VORLIEGENDER TEXT »

▬▬▬▬▬▬▬▬▬▬

Dreißig Jahre nach der Demokratiebewegung in China von 1989 ist eine weitere Welle des Demokratisierungskampfes in China ausgebrochen, diesmal in Hongkong. Bemerkenswert ist, dass Peking seinen Konflikt mit Hongkong nach wie vor im Rahmen eines Gegensatzes zwischen chinesischer und westlicher Kultur darstellt. Nur wenige Monate, bevor Peking sein Nationales Sicherheitsgesetz über Hongkong verhängte, forderte dessen ehemaliger Regierungschef Tung Chee-hwa Hongkong auf (1), westliche demokratische Systeme nicht zu kopieren – dies würde mehr schaden als nützen. Er schien zu vergessen, dass Chinas Regierungsparteien im 20. Jahrhundert stark vom Westen inspiriert waren. So griffen in den frühen 1920er Jahren zunächst die Kommunistische Partei Chinas (KPCh) und dann die Kuomintang (KMT) auf die Erfahrungen westlicher demokratischer Revolutionen zurück, indem sie die Einberufung einer verfassungsgebenden Versammlung forderten. Der Kanton-Hongkong-Streik von 1926, der die Macht der revolutionären Parteien in der Provinz Guangdong festigte, war nicht nur eine patriotische Bewegung, wie sie von der KPCh interpretiert wurde, sondern auch eine demokratische Bewegung, da die Arbeiter das allgemeine Wahlrecht forderten und gleichzeitig einen Arbeitskampf führten.
Beide Regierungsparteien wollten zunächst von westlichen demokratischen Revolutionen lernen, knüpften dann aber an die chinesische kaiserliche Tradition der Herrschaft durch eine Bürokratie an, die nicht dem Volk, sondern den obersten Führern der politischen Klasse rechenschaftspflichtig ist – ganz gleich, ob man sie „Kader“ oder „Gelehrte“ nennt. Beide wandten sich auch von ihrem ursprünglichen Programm einer demokratischen Transformation ab und strebten stattdessen eine Einparteiendiktatur an. Ihre Darstellung eines binären Gegensatzes „chinesische versus westliche Kultur“ scheint ein ideologisches Instrument zu sein, um ihre Weigerung zu rechtfertigen, politischen Pluralismus zu praktizieren und ihrem Volk gegenüber Rechenschaft abzulegen. In den letzten Jahren hat sich diese Interpretation des chinesischen „Patriotismus“ (sprich „Nationalismus“) noch weiter in Richtung Rassismus entwickelt. Letztes Jahr zu Weihnachten haben chinesische Kommunalverwaltungen und Hochschulen in China das Feiern von Weihnachten verboten, weil sie der Ansicht sind, dass dies „das Selbstvertrauen der Chinesen in ihre eigene Kultur untergräbt“. Darüber hinaus verbieten die Parteimedien zwar jede Form von Kritik an der Partei, lassen aber rechtsextreme Propaganda zu. Letztere hat beispielsweise begonnen, den Begriff „Zhonghua hun“ (chinesischer Geist, 中華魂) zu verwenden (2), um das „nationale Selbstvertrauen“ zu stärken. Dieser Begriff umschreibt den japanischen Begriff des „japanischen Geistes“ (yamato – damashii), der während des Zweiten Weltkriegs weit verbreitet war und insbesondere mit Japans selbstmörderischer „Divine Wind Special Attack Unit“ (“Kamikaze”) in Verbindung gebracht wurde.

▬▬▬▬▬▬▬▬▬▬

DATENÜBERSICHT »
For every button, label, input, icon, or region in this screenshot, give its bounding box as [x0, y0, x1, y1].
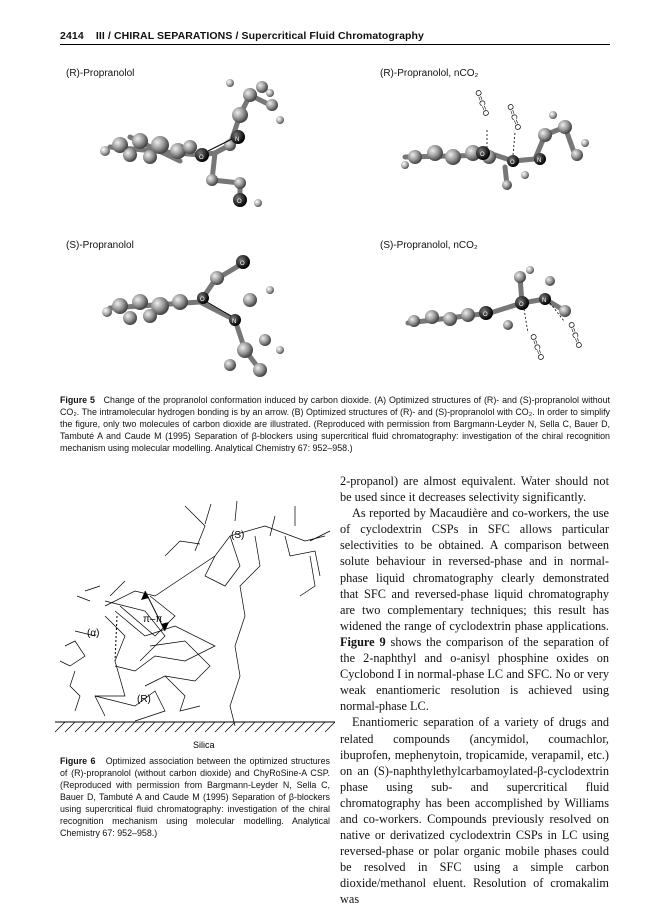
panel-label-r: (R)-Propranolol [66, 68, 135, 79]
atom-o: O [483, 312, 488, 318]
figure5-caption-label: Figure 5 [60, 395, 95, 405]
atom-n: N [537, 158, 542, 164]
paragraph: 2-propanol) are almost equivalent. Water should not be used since it decreases selectivity significantly. [340, 474, 609, 505]
label-s: (S) [231, 530, 245, 541]
paragraph-text: As reported by Macaudière and co-workers, the use of cyclodextrin CSPs in SFC allows particular selectivities to be obtained. A comparison between solute behaviour in reversed-phase and in normal-phase liquid chromatography clearly demonstrated that SFC and reversed-phase liquid chromatography are two complementary techniques; this result has widened the range of cyclodextrin phase applications. [340, 506, 609, 633]
molecule-r-propranolol [90, 75, 330, 225]
atom-o: O [200, 297, 205, 303]
label-pi-pi: π–π [143, 614, 163, 625]
atom-n: N [542, 298, 547, 304]
atom-o: O [510, 160, 515, 166]
paragraph [340, 505, 609, 714]
co2-label: O=C=O [528, 332, 547, 362]
atom-o: O [519, 302, 524, 308]
label-alpha: (α) [87, 628, 100, 639]
molecule-s-propranolol [95, 250, 335, 390]
page-number: 2414 [60, 30, 84, 42]
figure5-caption [60, 395, 610, 455]
atom-o: O [480, 152, 485, 158]
paragraph: Enantiomeric separation of a variety of drugs and related compounds (ancymidol, coumachlor, ibuprofen, mephenytoin, tropicamide, verapamil, etc.) on an (S)-naphthylethylcarbamoylated-β-cyclodextrin phase using sub- and supercritical fluid chromatography has been accomplished by Williams and co-workers. Compounds previously resolved on native or derivatized cyclodextrin CSPs in LC using reversed-phase or polar organic mobile phases could be resolved in SFC using a simple carbon dioxide/methanol eluent. Resolution of cromakalim was [340, 715, 609, 907]
label-silica: Silica [193, 740, 215, 750]
figure6-diagram [55, 496, 335, 752]
panel-label-s-co2: (S)-Propranolol, nCO₂ [380, 240, 478, 251]
molecule-s-propranolol-co2 [400, 255, 610, 390]
paragraph-text: shows the comparison of the separation of the 2-naphthyl and o-anisyl phosphine oxides on Cyclobond I in normal-phase LC and SFC. No or very weak enantiomeric resolution is achieved using normal-phase LC. [340, 634, 609, 714]
header-rule [60, 44, 610, 45]
co2-label: O=C=O [566, 320, 585, 350]
atom-o: O [199, 155, 204, 161]
atom-n: N [235, 137, 240, 143]
running-header [60, 30, 610, 42]
co2-label: O=C=O [505, 102, 524, 132]
running-title: III / CHIRAL SEPARATIONS / Supercritical Fluid Chromatography [95, 30, 424, 42]
body-text-column [340, 473, 609, 908]
panel-label-s: (S)-Propranolol [66, 240, 134, 251]
figure6-caption [60, 755, 330, 839]
panel-label-r-co2: (R)-Propranolol, nCO₂ [380, 68, 479, 79]
figure5-caption-text: Change of the propranolol conformation induced by carbon dioxide. (A) Optimized structures of (R)- and (S)-propranolol without CO₂. The intramolecular hydrogen bonding is by an arrow. (B) Optimized structures of (R)- and (S)-propranolol with CO₂. In order to simplify the figure, only two molecules of carbon dioxide are illustrated. (Reproduced with permission from Bargmann-Leyder N, Sella C, Bauer D, Tambuté A and Caude M (1995) Separation of β-blockers using supercritical fluid chromatography: investigation of the chiral recognition mechanism using molecular modelling. Analytical Chemistry 67: 952–958.) [60, 395, 611, 453]
atom-o: O [237, 199, 242, 205]
atom-n: N [232, 319, 237, 325]
figure-reference: Figure 9 [340, 634, 386, 649]
figure6-caption-label: Figure 6 [60, 756, 96, 766]
figure6-caption-text: Optimized association between the optimized structures of (R)-propranolol (without carbon dioxide) and ChyRoSine-A CSP. (Reproduced with permission from Bargmann-Leyder N, Sella C, Bauer D, Tambuté A and Caude M (1995) Separation of β-blockers using supercritical fluid chromatography: investigation of the chiral recognition mechanism using molecular modelling. Analytical Chemistry 67: 952–958.) [60, 756, 330, 838]
molecule-r-propranolol-co2 [395, 75, 610, 225]
co2-label: O=C=O [473, 88, 492, 118]
label-r: (R) [137, 694, 151, 705]
atom-o: O [240, 261, 245, 267]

▬▬▬▬▬▬▬▬▬▬

ZU ERLEDIGEN » Übertrage diesen Satz aus dem Text über den Demokratisierungskampf in Hongkong ins Englische: „Darüber hinaus verbieten die Parteimedien zwar jede Form von Kritik an der Partei, lassen aber rechtsextreme Propaganda zu.“ Stütze dich dabei allein auf den Text.

VOLLSTÄNDIGE ANTWORT » Furthermore, while the party media prohibit any form of criticism of the party, they allow far-right propaganda.